• _WHAT IS NEEDED_: All of the data needs to be repeated exactly.

• _RECORDS SHOWN_:
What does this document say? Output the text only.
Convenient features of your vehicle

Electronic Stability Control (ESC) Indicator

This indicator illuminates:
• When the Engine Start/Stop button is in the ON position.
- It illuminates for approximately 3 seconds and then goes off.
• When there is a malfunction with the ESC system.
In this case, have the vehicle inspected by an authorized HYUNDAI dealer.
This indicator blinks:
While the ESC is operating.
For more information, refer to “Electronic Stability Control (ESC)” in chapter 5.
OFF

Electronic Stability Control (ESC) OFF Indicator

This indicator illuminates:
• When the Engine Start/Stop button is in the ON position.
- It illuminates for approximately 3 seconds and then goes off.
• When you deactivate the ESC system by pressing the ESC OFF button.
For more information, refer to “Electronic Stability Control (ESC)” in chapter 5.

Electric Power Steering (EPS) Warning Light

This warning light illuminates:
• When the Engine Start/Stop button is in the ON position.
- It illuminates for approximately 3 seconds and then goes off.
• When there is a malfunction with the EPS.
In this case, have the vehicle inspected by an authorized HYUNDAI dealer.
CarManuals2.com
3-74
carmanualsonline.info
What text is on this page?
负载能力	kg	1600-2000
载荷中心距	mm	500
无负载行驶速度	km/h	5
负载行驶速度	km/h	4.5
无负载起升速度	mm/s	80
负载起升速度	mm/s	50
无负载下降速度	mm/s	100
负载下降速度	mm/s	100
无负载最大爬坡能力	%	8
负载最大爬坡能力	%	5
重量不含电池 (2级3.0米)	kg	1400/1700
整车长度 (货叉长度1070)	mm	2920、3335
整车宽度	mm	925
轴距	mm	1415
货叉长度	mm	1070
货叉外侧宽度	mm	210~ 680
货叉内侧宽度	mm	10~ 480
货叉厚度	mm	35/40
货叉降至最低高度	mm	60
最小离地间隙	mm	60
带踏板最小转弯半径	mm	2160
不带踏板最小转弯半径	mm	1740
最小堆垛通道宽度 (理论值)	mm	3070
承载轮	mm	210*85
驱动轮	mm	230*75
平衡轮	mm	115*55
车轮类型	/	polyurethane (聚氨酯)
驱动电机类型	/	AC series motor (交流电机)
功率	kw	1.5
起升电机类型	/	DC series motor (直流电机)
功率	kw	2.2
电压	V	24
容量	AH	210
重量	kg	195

• _OUTPUT OF THE EXERCISE_:
What does this document say? Output the text only.
Convenient features of your vehicle

Electronic Stability Control (ESC) Indicator

This indicator illuminates:
• When the Engine Start/Stop button is in the ON position.
- It illuminates for approximately 3 seconds and then goes off.
• When there is a malfunction with the ESC system.
In this case, have the vehicle inspected by an authorized HYUNDAI dealer.
This indicator blinks:
While the ESC is operating.
For more information, refer to “Electronic Stability Control (ESC)” in chapter 5.
OFF

Electronic Stability Control (ESC) OFF Indicator

This indicator illuminates:
• When the Engine Start/Stop button is in the ON position.
- It illuminates for approximately 3 seconds and then goes off.
• When you deactivate the ESC system by pressing the ESC OFF button.
For more information, refer to “Electronic Stability Control (ESC)” in chapter 5.

Electric Power Steering (EPS) Warning Light

This warning light illuminates:
• When the Engine Start/Stop button is in the ON position.
- It illuminates for approximately 3 seconds and then goes off.
• When there is a malfunction with the EPS.
In this case, have the vehicle inspected by an authorized HYUNDAI dealer.
CarManuals2.com
3-74
carmanualsonline.info
What text is on this page?
负载能力	kg	1600-2000
载荷中心距	mm	500
无负载行驶速度	km/h	5
负载行驶速度	km/h	4.5
无负载起升速度	mm/s	80
负载起升速度	mm/s	50
无负载下降速度	mm/s	100
负载下降速度	mm/s	100
无负载最大爬坡能力	%	8
负载最大爬坡能力	%	5
重量不含电池 (2级3.0米)	kg	1400/1700
整车长度 (货叉长度1070)	mm	2920、3335
整车宽度	mm	925
轴距	mm	1415
货叉长度	mm	1070
货叉外侧宽度	mm	210~ 680
货叉内侧宽度	mm	10~ 480
货叉厚度	mm	35/40
货叉降至最低高度	mm	60
最小离地间隙	mm	60
带踏板最小转弯半径	mm	2160
不带踏板最小转弯半径	mm	1740
最小堆垛通道宽度 (理论值)	mm	3070
承载轮	mm	210*85
驱动轮	mm	230*75
平衡轮	mm	115*55
车轮类型	/	polyurethane (聚氨酯)
驱动电机类型	/	AC series motor (交流电机)
功率	kw	1.5
起升电机类型	/	DC series motor (直流电机)
功率	kw	2.2
电压	V	24
容量	AH	210
重量	kg	195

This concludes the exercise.